» EXERCISE REQUIREMENTS: Exactly reproduce all the records, keeping pictures out of the copy.

##### DATA FOR THE TASK #####

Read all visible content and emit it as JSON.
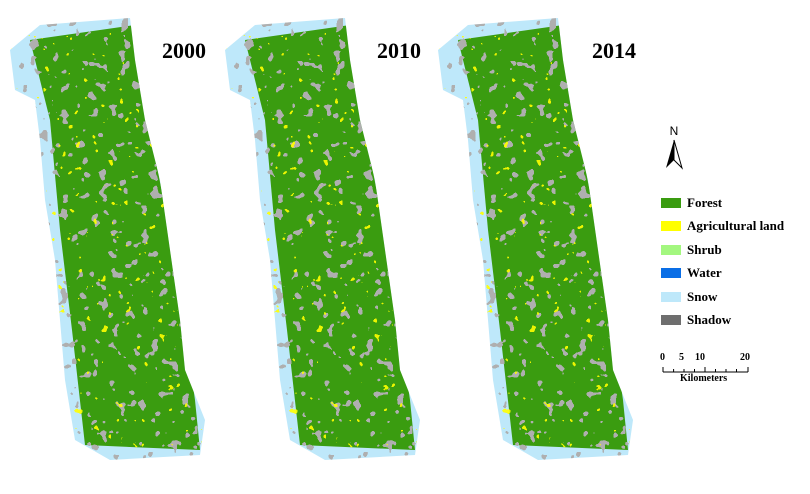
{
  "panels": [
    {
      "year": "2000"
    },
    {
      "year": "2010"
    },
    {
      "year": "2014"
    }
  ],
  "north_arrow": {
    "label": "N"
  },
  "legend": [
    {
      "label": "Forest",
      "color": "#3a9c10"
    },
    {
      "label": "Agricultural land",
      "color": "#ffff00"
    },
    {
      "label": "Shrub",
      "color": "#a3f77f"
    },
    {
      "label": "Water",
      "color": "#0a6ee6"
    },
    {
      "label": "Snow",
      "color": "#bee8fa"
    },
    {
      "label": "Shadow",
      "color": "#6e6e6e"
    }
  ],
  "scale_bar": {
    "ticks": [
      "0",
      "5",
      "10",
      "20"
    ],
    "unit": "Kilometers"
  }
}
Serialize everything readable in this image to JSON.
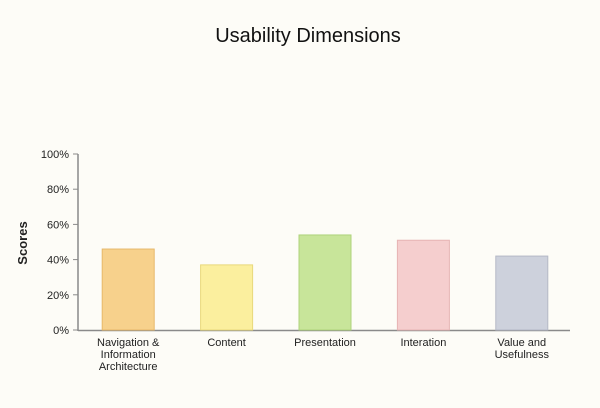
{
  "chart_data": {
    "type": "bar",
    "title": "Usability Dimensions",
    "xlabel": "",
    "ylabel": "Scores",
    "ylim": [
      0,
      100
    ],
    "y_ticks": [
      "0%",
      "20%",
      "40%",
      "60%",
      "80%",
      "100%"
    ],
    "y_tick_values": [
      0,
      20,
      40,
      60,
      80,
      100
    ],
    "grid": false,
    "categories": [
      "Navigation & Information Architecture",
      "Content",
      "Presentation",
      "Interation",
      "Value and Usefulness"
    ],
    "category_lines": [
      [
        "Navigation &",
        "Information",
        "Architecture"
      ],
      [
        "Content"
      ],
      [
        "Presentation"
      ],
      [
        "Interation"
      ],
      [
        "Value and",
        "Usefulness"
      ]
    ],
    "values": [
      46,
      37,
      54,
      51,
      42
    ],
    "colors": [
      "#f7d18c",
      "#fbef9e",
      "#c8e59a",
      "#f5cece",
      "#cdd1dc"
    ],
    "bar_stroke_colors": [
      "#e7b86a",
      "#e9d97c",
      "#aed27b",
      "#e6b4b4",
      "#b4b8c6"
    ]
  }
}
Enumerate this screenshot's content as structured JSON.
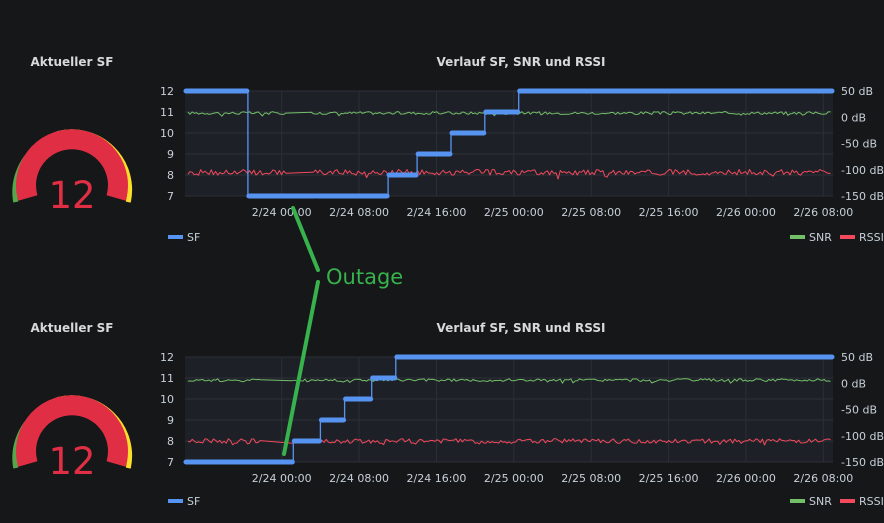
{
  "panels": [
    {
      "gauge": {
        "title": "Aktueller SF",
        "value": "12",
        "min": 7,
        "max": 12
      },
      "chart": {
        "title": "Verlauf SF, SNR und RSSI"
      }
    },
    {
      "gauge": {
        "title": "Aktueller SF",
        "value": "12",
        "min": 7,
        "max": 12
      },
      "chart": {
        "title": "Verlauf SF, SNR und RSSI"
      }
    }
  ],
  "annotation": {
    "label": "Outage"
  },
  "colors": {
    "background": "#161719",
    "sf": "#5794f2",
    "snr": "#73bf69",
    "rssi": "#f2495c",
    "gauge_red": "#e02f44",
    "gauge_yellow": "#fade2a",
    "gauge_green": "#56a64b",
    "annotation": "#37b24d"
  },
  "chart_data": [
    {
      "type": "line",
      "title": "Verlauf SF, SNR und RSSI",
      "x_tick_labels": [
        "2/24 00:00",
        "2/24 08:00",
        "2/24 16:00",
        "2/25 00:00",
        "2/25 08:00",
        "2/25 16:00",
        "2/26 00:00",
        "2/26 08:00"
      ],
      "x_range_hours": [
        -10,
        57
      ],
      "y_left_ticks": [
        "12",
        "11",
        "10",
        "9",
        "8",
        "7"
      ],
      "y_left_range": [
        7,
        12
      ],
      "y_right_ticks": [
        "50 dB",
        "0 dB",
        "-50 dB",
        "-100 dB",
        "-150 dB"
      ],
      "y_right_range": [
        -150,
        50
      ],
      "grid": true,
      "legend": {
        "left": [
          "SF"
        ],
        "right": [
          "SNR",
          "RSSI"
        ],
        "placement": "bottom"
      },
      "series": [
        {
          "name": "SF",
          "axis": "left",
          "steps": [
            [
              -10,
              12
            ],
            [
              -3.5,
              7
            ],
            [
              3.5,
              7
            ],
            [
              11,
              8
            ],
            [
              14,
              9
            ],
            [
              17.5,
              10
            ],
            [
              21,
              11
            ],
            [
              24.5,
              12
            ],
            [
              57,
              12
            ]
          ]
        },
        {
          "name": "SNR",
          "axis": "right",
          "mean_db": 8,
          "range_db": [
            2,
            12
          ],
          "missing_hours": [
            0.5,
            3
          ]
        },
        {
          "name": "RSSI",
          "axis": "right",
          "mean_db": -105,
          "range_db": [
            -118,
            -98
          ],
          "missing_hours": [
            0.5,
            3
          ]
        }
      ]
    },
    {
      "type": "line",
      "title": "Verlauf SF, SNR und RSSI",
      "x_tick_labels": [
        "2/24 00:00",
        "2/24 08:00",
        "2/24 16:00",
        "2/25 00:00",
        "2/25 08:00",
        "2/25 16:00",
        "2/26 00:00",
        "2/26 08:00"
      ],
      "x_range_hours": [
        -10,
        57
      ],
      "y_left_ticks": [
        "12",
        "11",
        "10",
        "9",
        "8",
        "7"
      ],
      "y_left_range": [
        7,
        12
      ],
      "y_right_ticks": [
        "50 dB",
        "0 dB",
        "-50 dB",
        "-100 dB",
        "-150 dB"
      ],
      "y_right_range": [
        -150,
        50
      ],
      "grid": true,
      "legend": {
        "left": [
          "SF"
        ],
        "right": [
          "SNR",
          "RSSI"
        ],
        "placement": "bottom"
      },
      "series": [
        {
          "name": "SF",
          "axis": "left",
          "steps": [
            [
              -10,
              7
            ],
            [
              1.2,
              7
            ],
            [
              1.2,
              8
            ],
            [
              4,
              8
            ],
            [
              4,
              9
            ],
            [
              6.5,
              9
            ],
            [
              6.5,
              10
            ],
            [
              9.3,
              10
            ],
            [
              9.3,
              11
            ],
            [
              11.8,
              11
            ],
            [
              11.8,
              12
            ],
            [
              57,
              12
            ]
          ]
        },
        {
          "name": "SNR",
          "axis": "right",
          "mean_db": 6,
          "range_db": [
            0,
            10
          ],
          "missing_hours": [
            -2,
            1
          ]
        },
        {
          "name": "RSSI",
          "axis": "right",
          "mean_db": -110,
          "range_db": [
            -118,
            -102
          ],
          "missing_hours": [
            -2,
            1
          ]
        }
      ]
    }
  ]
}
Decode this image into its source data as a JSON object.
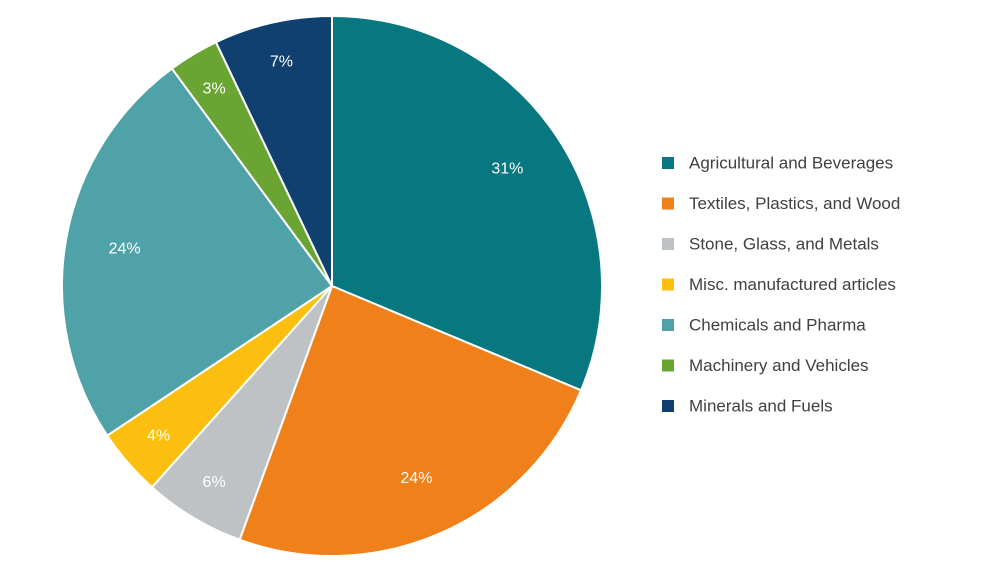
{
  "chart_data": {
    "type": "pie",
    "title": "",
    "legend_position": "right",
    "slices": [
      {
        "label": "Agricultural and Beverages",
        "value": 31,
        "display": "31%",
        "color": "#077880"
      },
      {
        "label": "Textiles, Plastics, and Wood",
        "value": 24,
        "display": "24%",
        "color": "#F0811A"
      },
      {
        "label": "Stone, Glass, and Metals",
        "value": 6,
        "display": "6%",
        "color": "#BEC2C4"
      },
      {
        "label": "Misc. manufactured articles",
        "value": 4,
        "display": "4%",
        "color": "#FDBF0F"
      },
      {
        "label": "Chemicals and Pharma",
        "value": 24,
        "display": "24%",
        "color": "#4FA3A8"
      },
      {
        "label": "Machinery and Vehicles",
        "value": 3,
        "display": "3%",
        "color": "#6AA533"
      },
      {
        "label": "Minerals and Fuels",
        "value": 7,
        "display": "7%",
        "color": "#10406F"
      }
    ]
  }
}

#####

» THE REPLY:
Read all visible content and emit it as JSON.
{
  "panels": [
    {
      "year": "2000"
    },
    {
      "year": "2010"
    },
    {
      "year": "2014"
    }
  ],
  "north_arrow": {
    "label": "N"
  },
  "legend": [
    {
      "label": "Forest",
      "color": "#3a9c10"
    },
    {
      "label": "Agricultural land",
      "color": "#ffff00"
    },
    {
      "label": "Shrub",
      "color": "#a3f77f"
    },
    {
      "label": "Water",
      "color": "#0a6ee6"
    },
    {
      "label": "Snow",
      "color": "#bee8fa"
    },
    {
      "label": "Shadow",
      "color": "#6e6e6e"
    }
  ],
  "scale_bar": {
    "ticks": [
      "0",
      "5",
      "10",
      "20"
    ],
    "unit": "Kilometers"
  }
}
Serialize everything readable in this image to JSON.
{
  "chart_data": {
    "type": "bar",
    "title": "Usability Dimensions",
    "xlabel": "",
    "ylabel": "Scores",
    "ylim": [
      0,
      100
    ],
    "y_ticks": [
      "0%",
      "20%",
      "40%",
      "60%",
      "80%",
      "100%"
    ],
    "y_tick_values": [
      0,
      20,
      40,
      60,
      80,
      100
    ],
    "grid": false,
    "categories": [
      "Navigation & Information Architecture",
      "Content",
      "Presentation",
      "Interation",
      "Value and Usefulness"
    ],
    "category_lines": [
      [
        "Navigation &",
        "Information",
        "Architecture"
      ],
      [
        "Content"
      ],
      [
        "Presentation"
      ],
      [
        "Interation"
      ],
      [
        "Value and",
        "Usefulness"
      ]
    ],
    "values": [
      46,
      37,
      54,
      51,
      42
    ],
    "colors": [
      "#f7d18c",
      "#fbef9e",
      "#c8e59a",
      "#f5cece",
      "#cdd1dc"
    ],
    "bar_stroke_colors": [
      "#e7b86a",
      "#e9d97c",
      "#aed27b",
      "#e6b4b4",
      "#b4b8c6"
    ]
  }
}
Enumerate this screenshot's content as structured JSON.
{
  "panels": [
    {
      "gauge": {
        "title": "Aktueller SF",
        "value": "12",
        "min": 7,
        "max": 12
      },
      "chart": {
        "title": "Verlauf SF, SNR und RSSI"
      }
    },
    {
      "gauge": {
        "title": "Aktueller SF",
        "value": "12",
        "min": 7,
        "max": 12
      },
      "chart": {
        "title": "Verlauf SF, SNR und RSSI"
      }
    }
  ],
  "annotation": {
    "label": "Outage"
  },
  "colors": {
    "background": "#161719",
    "sf": "#5794f2",
    "snr": "#73bf69",
    "rssi": "#f2495c",
    "gauge_red": "#e02f44",
    "gauge_yellow": "#fade2a",
    "gauge_green": "#56a64b",
    "annotation": "#37b24d"
  },
  "chart_data": [
    {
      "type": "line",
      "title": "Verlauf SF, SNR und RSSI",
      "x_tick_labels": [
        "2/24 00:00",
        "2/24 08:00",
        "2/24 16:00",
        "2/25 00:00",
        "2/25 08:00",
        "2/25 16:00",
        "2/26 00:00",
        "2/26 08:00"
      ],
      "x_range_hours": [
        -10,
        57
      ],
      "y_left_ticks": [
        "12",
        "11",
        "10",
        "9",
        "8",
        "7"
      ],
      "y_left_range": [
        7,
        12
      ],
      "y_right_ticks": [
        "50 dB",
        "0 dB",
        "-50 dB",
        "-100 dB",
        "-150 dB"
      ],
      "y_right_range": [
        -150,
        50
      ],
      "grid": true,
      "legend": {
        "left": [
          "SF"
        ],
        "right": [
          "SNR",
          "RSSI"
        ],
        "placement": "bottom"
      },
      "series": [
        {
          "name": "SF",
          "axis": "left",
          "steps": [
            [
              -10,
              12
            ],
            [
              -3.5,
              7
            ],
            [
              3.5,
              7
            ],
            [
              11,
              8
            ],
            [
              14,
              9
            ],
            [
              17.5,
              10
            ],
            [
              21,
              11
            ],
            [
              24.5,
              12
            ],
            [
              57,
              12
            ]
          ]
        },
        {
          "name": "SNR",
          "axis": "right",
          "mean_db": 8,
          "range_db": [
            2,
            12
          ],
          "missing_hours": [
            0.5,
            3
          ]
        },
        {
          "name": "RSSI",
          "axis": "right",
          "mean_db": -105,
          "range_db": [
            -118,
            -98
          ],
          "missing_hours": [
            0.5,
            3
          ]
        }
      ]
    },
    {
      "type": "line",
      "title": "Verlauf SF, SNR und RSSI",
      "x_tick_labels": [
        "2/24 00:00",
        "2/24 08:00",
        "2/24 16:00",
        "2/25 00:00",
        "2/25 08:00",
        "2/25 16:00",
        "2/26 00:00",
        "2/26 08:00"
      ],
      "x_range_hours": [
        -10,
        57
      ],
      "y_left_ticks": [
        "12",
        "11",
        "10",
        "9",
        "8",
        "7"
      ],
      "y_left_range": [
        7,
        12
      ],
      "y_right_ticks": [
        "50 dB",
        "0 dB",
        "-50 dB",
        "-100 dB",
        "-150 dB"
      ],
      "y_right_range": [
        -150,
        50
      ],
      "grid": true,
      "legend": {
        "left": [
          "SF"
        ],
        "right": [
          "SNR",
          "RSSI"
        ],
        "placement": "bottom"
      },
      "series": [
        {
          "name": "SF",
          "axis": "left",
          "steps": [
            [
              -10,
              7
            ],
            [
              1.2,
              7
            ],
            [
              1.2,
              8
            ],
            [
              4,
              8
            ],
            [
              4,
              9
            ],
            [
              6.5,
              9
            ],
            [
              6.5,
              10
            ],
            [
              9.3,
              10
            ],
            [
              9.3,
              11
            ],
            [
              11.8,
              11
            ],
            [
              11.8,
              12
            ],
            [
              57,
              12
            ]
          ]
        },
        {
          "name": "SNR",
          "axis": "right",
          "mean_db": 6,
          "range_db": [
            0,
            10
          ],
          "missing_hours": [
            -2,
            1
          ]
        },
        {
          "name": "RSSI",
          "axis": "right",
          "mean_db": -110,
          "range_db": [
            -118,
            -102
          ],
          "missing_hours": [
            -2,
            1
          ]
        }
      ]
    }
  ]
}
Decode this image into its source data as a JSON object.
{
  "chart_data": {
    "type": "pie",
    "title": "",
    "legend_position": "right",
    "slices": [
      {
        "label": "Agricultural and Beverages",
        "value": 31,
        "display": "31%",
        "color": "#077880"
      },
      {
        "label": "Textiles, Plastics, and Wood",
        "value": 24,
        "display": "24%",
        "color": "#F0811A"
      },
      {
        "label": "Stone, Glass, and Metals",
        "value": 6,
        "display": "6%",
        "color": "#BEC2C4"
      },
      {
        "label": "Misc. manufactured articles",
        "value": 4,
        "display": "4%",
        "color": "#FDBF0F"
      },
      {
        "label": "Chemicals and Pharma",
        "value": 24,
        "display": "24%",
        "color": "#4FA3A8"
      },
      {
        "label": "Machinery and Vehicles",
        "value": 3,
        "display": "3%",
        "color": "#6AA533"
      },
      {
        "label": "Minerals and Fuels",
        "value": 7,
        "display": "7%",
        "color": "#10406F"
      }
    ]
  }
}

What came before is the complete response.